## begin MATERIAL FOR THE TASK

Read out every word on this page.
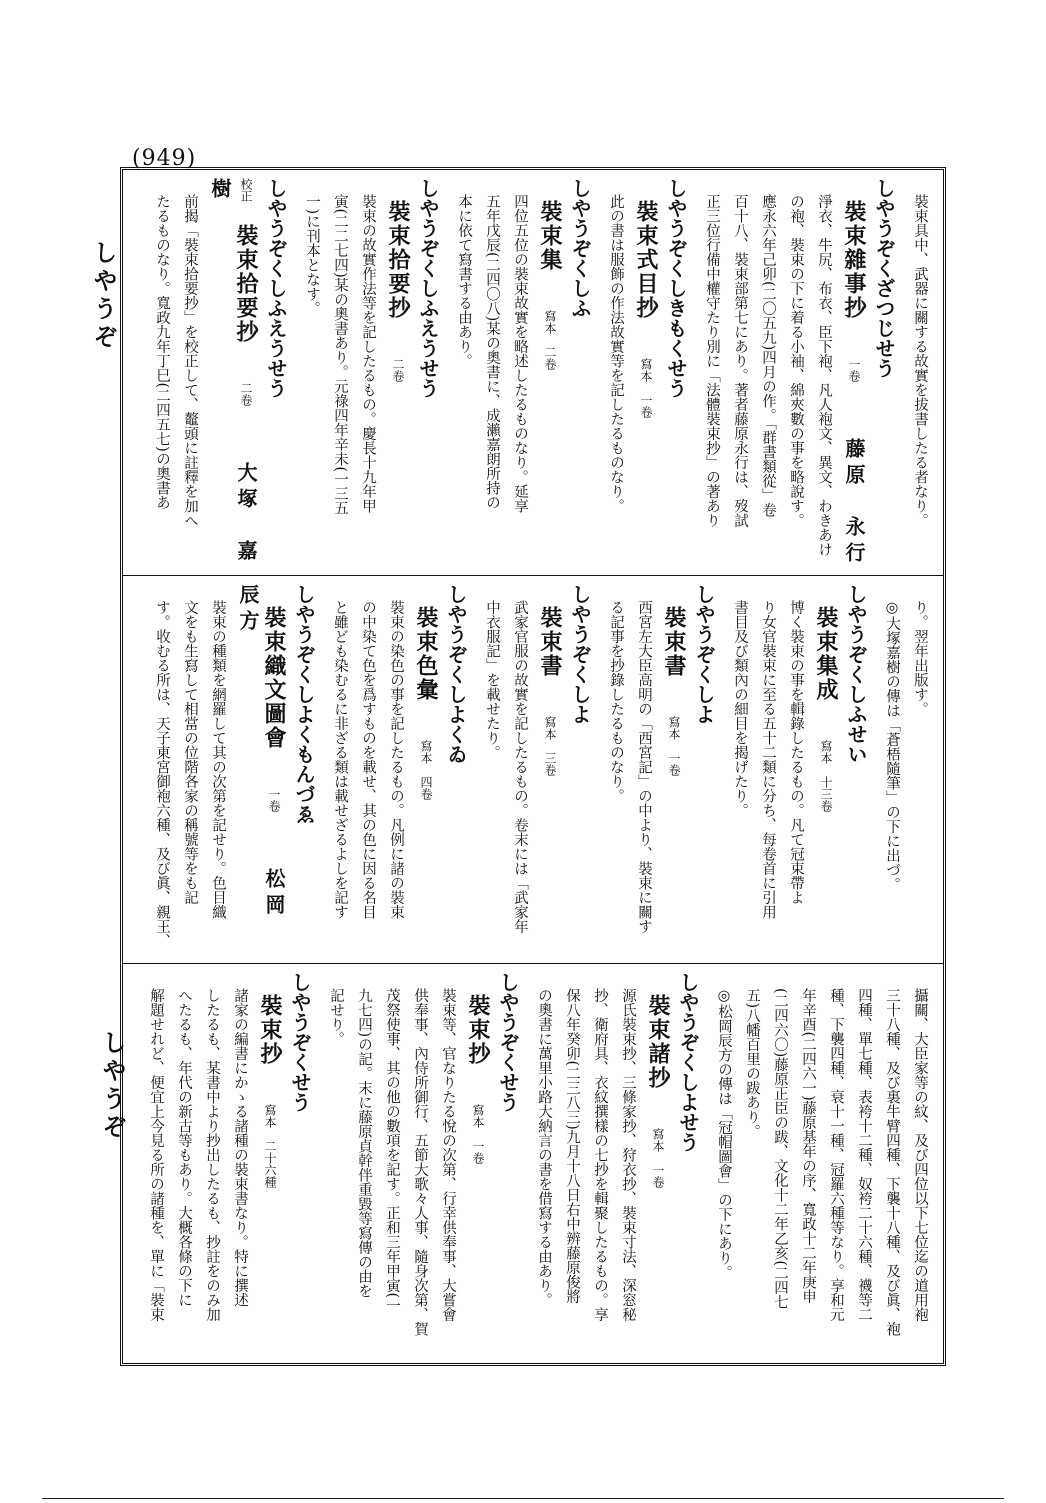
(949)
しやうぞ
しやうぞ
裝束具中、武器に關する故實を拔書したる者なり。
しやうぞくざつじせう
裝束雜事抄　一卷　藤原　永行
淨衣、牛尻、布衣、臣下袍、凡人袍文、異文、わきあけ
の袍、裝束の下に着る小袖、綿夾數の事を略說す。
應永六年己卯(二〇五九)四月の作。「群書類從」卷
百十八、裝束部第七にあり。著者藤原永行は、歿試
正三位行備中權守たり別に「法體裝束抄」の著あり
しやうぞくしきもくせう
裝束式目抄　寫本　一卷
此の書は服飾の作法故實等を記したるものなり。
しやうぞくしふ
裝束集　寫本　二卷
四位五位の裝束故實を略述したるものなり。延享
五年戊辰(二四〇八)某の奧書に、成瀨嘉朗所持の
本に依て寫書する由あり。
しやうぞくしふえうせう
裝束拾要抄　二卷
裝束の故實作法等を記したるもの。慶長十九年甲
寅(二二七四)某の奧書あり。元祿四年辛未(一三五
一)に刊本となす。
しやうぞくしふえうせう
校正裝束拾要抄　二卷　大塚　嘉樹
前揭「裝束拾要抄」を校正して、鼇頭に註釋を加へ
たるものなり。寬政九年丁巳(二四五七)の奧書あ
り。翌年出版す。
◎大塚嘉樹の傳は「蒼梧隨筆」の下に出づ。
しやうぞくしふせい
裝束集成　寫本　十三卷
博く裝束の事を輯錄したるもの。凡て冠束帶よ
り女官裝束に至る五十二類に分ち、每卷首に引用
書目及び類內の細目を揭げたり。
しやうぞくしよ
裝束書　寫本　一卷
西宮左大臣高明の「西宮記」の中より、裝束に關す
る記事を抄錄したるものなり。
しやうぞくしよ
裝束書　寫本　三卷
武家官服の故實を記したるもの。卷末には「武家年
中衣服記」を載せたり。
しやうぞくしよくゐ
裝束色彙　寫本　四卷
裝束の染色の事を記したるもの。凡例に諸の裝束
の中染て色を爲すものを載せ、其の色に因る名目
と雖ども染むるに非ざる類は載せざるよしを記す
しやうぞくしよくもんづゑ
裝束織文圖會　一卷　松岡　辰方
裝束の種類を網羅して其の次第を記せり。色目織
文をも生寫して相當の位階各家の稱號等をも記
す。收むる所は、天子東宮御袍六種、及び眞、親王、
攝關、大臣家等の紋、及び四位以下七位迄の道用袍
三十八種、及び裏牛臂四種、下襲十八種、及び眞、袍
四種、單七種、表袴十二種、奴袴二十六種、襪等二
種、下襲四種、衰十一種、冠羅六種等なり。享和元
年辛酉(二四六一)藤原基年の序、寬政十二年庚申
(二四六〇)藤原正臣の跋、文化十二年乙亥(二四七
五)八幡百里の跋あり。
◎松岡辰方の傳は「冠帽圖會」の下にあり。
しやうぞくしよせう
裝束諸抄　寫本　一卷
源氏裝束抄、三條家抄、狩衣抄、裝束寸法、深窓秘
抄、衛府具、衣紋撰樣の七抄を輯聚したるもの。享
保八年癸卯(二三八三)九月十八日右中辨藤原俊將
の奧書に萬里小路大納言の書を借寫する由あり。
しやうぞくせう
裝束抄　寫本　一卷
裝束等、官なりたる悅の次第、行幸供奉事、大嘗會
供奉事、內侍所御行、五節大歌々人事、隨身次第、賀
茂祭使事、其の他の數項を記す。正和三年甲寅(一
九七四)の記。末に藤原貞幹伴重毀等寫傳の由を
記せり。
しやうぞくせう
裝束抄　寫本　二十六種
諸家の編書にかゝる諸種の裝束書なり。特に撰述
したるも、某書中より抄出したるも、抄註をのみ加
へたるも、年代の新古等もあり。大概各條の下に
解題せれど、便宜上今見る所の諸種を、單に「裝束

## end MATERIAL FOR THE TASK

Return the records exactly. Don't carry the pictures over.

Read out every word on this page.
(949)
しやうぞ
しやうぞ
裝束具中、武器に關する故實を拔書したる者なり。
しやうぞくざつじせう
裝束雜事抄　一卷　藤原　永行
淨衣、牛尻、布衣、臣下袍、凡人袍文、異文、わきあけ
の袍、裝束の下に着る小袖、綿夾數の事を略說す。
應永六年己卯(二〇五九)四月の作。「群書類從」卷
百十八、裝束部第七にあり。著者藤原永行は、歿試
正三位行備中權守たり別に「法體裝束抄」の著あり
しやうぞくしきもくせう
裝束式目抄　寫本　一卷
此の書は服飾の作法故實等を記したるものなり。
しやうぞくしふ
裝束集　寫本　二卷
四位五位の裝束故實を略述したるものなり。延享
五年戊辰(二四〇八)某の奧書に、成瀨嘉朗所持の
本に依て寫書する由あり。
しやうぞくしふえうせう
裝束拾要抄　二卷
裝束の故實作法等を記したるもの。慶長十九年甲
寅(二二七四)某の奧書あり。元祿四年辛未(一三五
一)に刊本となす。
しやうぞくしふえうせう
校正裝束拾要抄　二卷　大塚　嘉樹
前揭「裝束拾要抄」を校正して、鼇頭に註釋を加へ
たるものなり。寬政九年丁巳(二四五七)の奧書あ
り。翌年出版す。
◎大塚嘉樹の傳は「蒼梧隨筆」の下に出づ。
しやうぞくしふせい
裝束集成　寫本　十三卷
博く裝束の事を輯錄したるもの。凡て冠束帶よ
り女官裝束に至る五十二類に分ち、每卷首に引用
書目及び類內の細目を揭げたり。
しやうぞくしよ
裝束書　寫本　一卷
西宮左大臣高明の「西宮記」の中より、裝束に關す
る記事を抄錄したるものなり。
しやうぞくしよ
裝束書　寫本　三卷
武家官服の故實を記したるもの。卷末には「武家年
中衣服記」を載せたり。
しやうぞくしよくゐ
裝束色彙　寫本　四卷
裝束の染色の事を記したるもの。凡例に諸の裝束
の中染て色を爲すものを載せ、其の色に因る名目
と雖ども染むるに非ざる類は載せざるよしを記す
しやうぞくしよくもんづゑ
裝束織文圖會　一卷　松岡　辰方
裝束の種類を網羅して其の次第を記せり。色目織
文をも生寫して相當の位階各家の稱號等をも記
す。收むる所は、天子東宮御袍六種、及び眞、親王、
攝關、大臣家等の紋、及び四位以下七位迄の道用袍
三十八種、及び裏牛臂四種、下襲十八種、及び眞、袍
四種、單七種、表袴十二種、奴袴二十六種、襪等二
種、下襲四種、衰十一種、冠羅六種等なり。享和元
年辛酉(二四六一)藤原基年の序、寬政十二年庚申
(二四六〇)藤原正臣の跋、文化十二年乙亥(二四七
五)八幡百里の跋あり。
◎松岡辰方の傳は「冠帽圖會」の下にあり。
しやうぞくしよせう
裝束諸抄　寫本　一卷
源氏裝束抄、三條家抄、狩衣抄、裝束寸法、深窓秘
抄、衛府具、衣紋撰樣の七抄を輯聚したるもの。享
保八年癸卯(二三八三)九月十八日右中辨藤原俊將
の奧書に萬里小路大納言の書を借寫する由あり。
しやうぞくせう
裝束抄　寫本　一卷
裝束等、官なりたる悅の次第、行幸供奉事、大嘗會
供奉事、內侍所御行、五節大歌々人事、隨身次第、賀
茂祭使事、其の他の數項を記す。正和三年甲寅(一
九七四)の記。末に藤原貞幹伴重毀等寫傳の由を
記せり。
しやうぞくせう
裝束抄　寫本　二十六種
諸家の編書にかゝる諸種の裝束書なり。特に撰述
したるも、某書中より抄出したるも、抄註をのみ加
へたるも、年代の新古等もあり。大概各條の下に
解題せれど、便宜上今見る所の諸種を、單に「裝束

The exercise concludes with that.